> _Short problem_
Select the lines that hold the word "more" and copy each one.

> _Available records_
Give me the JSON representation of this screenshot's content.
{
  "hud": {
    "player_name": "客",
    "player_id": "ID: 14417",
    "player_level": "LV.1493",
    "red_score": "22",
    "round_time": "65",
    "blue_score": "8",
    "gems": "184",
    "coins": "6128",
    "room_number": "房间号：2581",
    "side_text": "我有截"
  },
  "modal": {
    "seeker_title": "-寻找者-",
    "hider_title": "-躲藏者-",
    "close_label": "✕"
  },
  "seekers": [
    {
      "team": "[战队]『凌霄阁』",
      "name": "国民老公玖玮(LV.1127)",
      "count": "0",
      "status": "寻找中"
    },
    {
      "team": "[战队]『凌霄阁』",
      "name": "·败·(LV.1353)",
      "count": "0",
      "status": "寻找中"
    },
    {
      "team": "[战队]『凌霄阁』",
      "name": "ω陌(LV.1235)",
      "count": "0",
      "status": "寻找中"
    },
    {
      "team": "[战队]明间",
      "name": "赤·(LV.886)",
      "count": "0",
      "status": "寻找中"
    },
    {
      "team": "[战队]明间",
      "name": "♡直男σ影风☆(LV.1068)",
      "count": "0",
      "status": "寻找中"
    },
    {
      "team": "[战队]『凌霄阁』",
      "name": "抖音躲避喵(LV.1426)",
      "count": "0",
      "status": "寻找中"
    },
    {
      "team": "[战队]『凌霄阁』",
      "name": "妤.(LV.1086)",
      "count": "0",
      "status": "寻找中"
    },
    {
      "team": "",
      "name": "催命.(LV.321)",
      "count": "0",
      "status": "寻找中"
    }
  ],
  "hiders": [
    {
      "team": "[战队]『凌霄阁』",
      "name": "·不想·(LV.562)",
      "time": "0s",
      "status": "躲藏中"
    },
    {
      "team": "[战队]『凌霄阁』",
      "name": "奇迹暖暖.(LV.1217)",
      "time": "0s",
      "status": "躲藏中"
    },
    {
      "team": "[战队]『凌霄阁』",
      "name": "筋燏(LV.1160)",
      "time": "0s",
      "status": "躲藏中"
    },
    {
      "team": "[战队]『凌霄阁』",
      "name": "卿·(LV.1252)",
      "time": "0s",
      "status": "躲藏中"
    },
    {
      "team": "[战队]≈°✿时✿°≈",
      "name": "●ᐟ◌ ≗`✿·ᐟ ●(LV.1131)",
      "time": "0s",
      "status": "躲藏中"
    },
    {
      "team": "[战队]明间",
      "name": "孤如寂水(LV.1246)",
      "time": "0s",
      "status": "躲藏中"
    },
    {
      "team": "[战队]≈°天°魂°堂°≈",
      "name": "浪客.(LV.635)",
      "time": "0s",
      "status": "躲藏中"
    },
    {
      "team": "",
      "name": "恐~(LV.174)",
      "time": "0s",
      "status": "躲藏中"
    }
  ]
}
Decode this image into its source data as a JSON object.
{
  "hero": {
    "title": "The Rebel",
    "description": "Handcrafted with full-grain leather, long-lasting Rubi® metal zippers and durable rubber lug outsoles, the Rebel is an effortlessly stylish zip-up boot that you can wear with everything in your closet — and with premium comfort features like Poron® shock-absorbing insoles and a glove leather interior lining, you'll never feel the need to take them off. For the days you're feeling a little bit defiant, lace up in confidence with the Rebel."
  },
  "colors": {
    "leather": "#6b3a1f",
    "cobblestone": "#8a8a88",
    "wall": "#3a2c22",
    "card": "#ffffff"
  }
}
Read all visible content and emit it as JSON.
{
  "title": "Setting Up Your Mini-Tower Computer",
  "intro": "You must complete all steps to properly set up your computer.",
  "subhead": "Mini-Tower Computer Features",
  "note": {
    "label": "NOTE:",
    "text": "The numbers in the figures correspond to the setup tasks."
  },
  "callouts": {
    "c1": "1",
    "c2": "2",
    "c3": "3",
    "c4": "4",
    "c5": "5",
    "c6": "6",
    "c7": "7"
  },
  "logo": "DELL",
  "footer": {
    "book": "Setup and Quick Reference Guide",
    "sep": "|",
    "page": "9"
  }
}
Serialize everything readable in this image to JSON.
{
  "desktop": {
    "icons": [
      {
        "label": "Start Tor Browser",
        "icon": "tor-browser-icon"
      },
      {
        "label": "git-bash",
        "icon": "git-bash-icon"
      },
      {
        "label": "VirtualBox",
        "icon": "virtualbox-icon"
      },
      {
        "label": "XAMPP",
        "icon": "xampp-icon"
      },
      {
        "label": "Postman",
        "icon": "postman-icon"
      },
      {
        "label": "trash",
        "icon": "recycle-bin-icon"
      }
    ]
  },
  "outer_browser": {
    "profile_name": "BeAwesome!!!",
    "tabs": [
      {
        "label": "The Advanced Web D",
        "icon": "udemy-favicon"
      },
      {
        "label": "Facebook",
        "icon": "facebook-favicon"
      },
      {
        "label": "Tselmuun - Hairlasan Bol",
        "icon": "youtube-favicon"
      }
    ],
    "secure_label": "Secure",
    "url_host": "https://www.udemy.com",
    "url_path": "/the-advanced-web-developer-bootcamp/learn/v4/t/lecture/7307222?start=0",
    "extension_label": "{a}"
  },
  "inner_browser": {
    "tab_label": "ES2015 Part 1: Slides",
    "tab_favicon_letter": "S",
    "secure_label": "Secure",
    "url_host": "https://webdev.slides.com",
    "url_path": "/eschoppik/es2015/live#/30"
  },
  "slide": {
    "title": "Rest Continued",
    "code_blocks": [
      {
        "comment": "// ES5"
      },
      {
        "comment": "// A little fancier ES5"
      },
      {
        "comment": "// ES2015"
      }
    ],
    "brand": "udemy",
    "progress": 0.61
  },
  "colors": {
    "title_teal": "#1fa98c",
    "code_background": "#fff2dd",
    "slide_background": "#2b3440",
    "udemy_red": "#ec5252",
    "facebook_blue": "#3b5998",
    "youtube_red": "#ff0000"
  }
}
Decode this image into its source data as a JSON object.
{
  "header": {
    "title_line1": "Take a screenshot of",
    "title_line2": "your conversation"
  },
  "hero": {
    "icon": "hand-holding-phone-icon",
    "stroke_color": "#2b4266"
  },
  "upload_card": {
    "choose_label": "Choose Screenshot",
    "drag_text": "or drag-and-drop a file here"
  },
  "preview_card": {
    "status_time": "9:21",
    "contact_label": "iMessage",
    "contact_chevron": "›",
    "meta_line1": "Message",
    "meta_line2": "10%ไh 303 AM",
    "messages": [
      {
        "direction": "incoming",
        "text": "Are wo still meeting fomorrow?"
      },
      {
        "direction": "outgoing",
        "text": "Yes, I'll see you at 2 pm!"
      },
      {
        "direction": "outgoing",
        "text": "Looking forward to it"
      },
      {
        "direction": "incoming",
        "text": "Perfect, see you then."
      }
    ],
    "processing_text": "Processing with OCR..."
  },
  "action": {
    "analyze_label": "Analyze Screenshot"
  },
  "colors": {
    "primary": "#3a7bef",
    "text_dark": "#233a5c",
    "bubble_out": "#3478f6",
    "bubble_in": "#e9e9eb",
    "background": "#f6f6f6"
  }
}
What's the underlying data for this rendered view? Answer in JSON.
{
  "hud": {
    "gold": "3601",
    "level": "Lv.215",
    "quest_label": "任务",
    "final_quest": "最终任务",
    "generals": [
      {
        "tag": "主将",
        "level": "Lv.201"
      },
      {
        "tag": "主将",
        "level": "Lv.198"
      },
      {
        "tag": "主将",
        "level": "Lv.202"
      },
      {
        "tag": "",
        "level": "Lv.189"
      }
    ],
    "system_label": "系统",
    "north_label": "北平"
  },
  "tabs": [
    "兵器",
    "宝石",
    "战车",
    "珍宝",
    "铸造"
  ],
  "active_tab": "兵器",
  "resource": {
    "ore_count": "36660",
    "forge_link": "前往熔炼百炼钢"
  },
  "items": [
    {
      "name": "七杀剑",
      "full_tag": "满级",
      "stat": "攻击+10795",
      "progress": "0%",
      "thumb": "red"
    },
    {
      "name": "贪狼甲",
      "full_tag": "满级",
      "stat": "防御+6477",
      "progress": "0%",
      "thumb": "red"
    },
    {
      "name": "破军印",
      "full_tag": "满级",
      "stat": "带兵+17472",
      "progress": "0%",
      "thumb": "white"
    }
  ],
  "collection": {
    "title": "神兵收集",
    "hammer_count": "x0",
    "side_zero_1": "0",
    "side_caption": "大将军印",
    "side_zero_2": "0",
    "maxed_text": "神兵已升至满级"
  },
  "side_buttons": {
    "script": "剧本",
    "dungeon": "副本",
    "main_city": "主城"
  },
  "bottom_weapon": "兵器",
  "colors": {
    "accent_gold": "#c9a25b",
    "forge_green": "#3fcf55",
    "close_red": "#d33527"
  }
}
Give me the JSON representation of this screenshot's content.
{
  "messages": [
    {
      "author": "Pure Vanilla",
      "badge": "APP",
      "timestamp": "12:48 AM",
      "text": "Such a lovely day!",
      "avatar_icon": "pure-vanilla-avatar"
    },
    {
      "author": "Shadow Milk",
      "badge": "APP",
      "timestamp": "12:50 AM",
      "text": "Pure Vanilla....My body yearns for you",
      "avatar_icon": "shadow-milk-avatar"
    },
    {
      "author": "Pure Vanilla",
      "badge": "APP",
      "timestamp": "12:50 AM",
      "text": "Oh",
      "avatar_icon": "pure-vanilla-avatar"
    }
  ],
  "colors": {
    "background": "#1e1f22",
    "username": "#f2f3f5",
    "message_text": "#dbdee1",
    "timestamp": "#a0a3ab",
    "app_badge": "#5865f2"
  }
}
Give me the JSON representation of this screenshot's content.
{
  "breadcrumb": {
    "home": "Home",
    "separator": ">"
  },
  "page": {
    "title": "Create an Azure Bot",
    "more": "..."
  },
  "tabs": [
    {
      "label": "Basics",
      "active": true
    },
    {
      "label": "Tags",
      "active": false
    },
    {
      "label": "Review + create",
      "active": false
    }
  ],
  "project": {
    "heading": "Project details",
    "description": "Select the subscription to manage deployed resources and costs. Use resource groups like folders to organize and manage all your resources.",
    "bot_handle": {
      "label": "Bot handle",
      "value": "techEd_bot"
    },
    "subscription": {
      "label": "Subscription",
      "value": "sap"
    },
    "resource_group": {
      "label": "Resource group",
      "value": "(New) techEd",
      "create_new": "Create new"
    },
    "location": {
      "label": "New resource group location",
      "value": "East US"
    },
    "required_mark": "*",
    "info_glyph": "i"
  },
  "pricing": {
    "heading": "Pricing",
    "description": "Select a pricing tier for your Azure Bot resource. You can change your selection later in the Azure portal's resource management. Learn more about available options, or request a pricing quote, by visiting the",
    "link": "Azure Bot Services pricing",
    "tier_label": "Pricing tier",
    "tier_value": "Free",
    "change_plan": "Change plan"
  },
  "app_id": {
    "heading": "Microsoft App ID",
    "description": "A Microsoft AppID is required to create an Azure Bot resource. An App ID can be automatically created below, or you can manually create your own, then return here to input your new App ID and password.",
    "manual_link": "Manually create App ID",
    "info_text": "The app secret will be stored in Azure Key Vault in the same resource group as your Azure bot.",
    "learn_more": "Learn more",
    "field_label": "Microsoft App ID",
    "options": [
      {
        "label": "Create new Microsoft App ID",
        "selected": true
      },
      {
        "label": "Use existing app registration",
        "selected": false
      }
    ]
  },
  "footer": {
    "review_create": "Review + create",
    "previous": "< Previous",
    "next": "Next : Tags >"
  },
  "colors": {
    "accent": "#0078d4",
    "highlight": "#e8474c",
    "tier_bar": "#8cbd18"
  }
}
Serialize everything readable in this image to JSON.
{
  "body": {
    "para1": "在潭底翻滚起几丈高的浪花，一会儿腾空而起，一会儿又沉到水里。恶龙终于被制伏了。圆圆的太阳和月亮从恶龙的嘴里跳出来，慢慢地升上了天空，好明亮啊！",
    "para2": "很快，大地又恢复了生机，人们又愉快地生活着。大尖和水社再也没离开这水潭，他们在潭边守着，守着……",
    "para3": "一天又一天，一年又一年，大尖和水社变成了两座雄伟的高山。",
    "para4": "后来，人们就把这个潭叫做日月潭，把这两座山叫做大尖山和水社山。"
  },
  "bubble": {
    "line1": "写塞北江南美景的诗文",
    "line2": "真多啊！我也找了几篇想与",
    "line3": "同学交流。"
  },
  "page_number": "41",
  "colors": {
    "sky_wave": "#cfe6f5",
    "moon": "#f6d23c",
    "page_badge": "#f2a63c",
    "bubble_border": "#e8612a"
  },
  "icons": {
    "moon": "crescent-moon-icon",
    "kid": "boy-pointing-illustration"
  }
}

> _Answer to this exercise_
    "more": "..."
    "description": "Select a pricing tier for your Azure Bot resource. You can change your selection later in the Azure portal's resource management. Learn more about available options, or request a pricing quote, by visiting the",
    "learn_more": "Learn more",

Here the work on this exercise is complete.